▶ Set problem: Wherever the string "plante" appears in a line, extract that line.

---- Listing

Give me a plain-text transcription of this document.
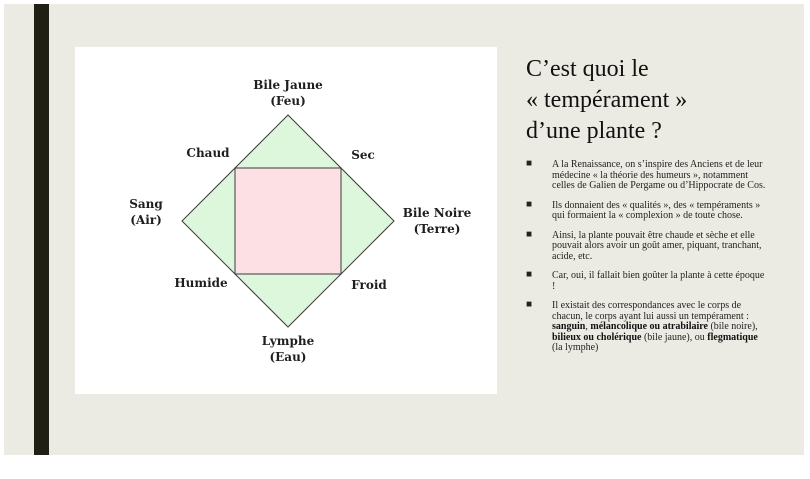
Bile Jaune
(Feu)
Sang
(Air)	Bile Noire
(Terre)
Lymphe
(Eau)
Chaud	Sec
Humide	Froid
C’est quoi le
« tempérament »
d’une plante ?
■ A la Renaissance, on s’inspire des Anciens et de leur médecine « la théorie des humeurs », notamment celles de Galien de Pergame ou d’Hippocrate de Cos.
■ Ils donnaient des « qualités », des « tempéraments » qui formaient la « complexion » de toute chose.
■ Ainsi, la plante pouvait être chaude et sèche et elle pouvait alors avoir un goût amer, piquant, tranchant, acide, etc.
■ Car, oui, il fallait bien goûter la plante à cette époque !
■ Il existait des correspondances avec le corps de chacun, le corps ayant lui aussi un tempérament : sanguin, mélancolique ou atrabilaire (bile noire), bilieux ou cholérique (bile jaune), ou flegmatique (la lymphe)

--------

▶ Result for this task:
d’une plante ?
■ Ainsi, la plante pouvait être chaude et sèche et elle pouvait alors avoir un goût amer, piquant, tranchant, acide, etc.
■ Car, oui, il fallait bien goûter la plante à cette époque !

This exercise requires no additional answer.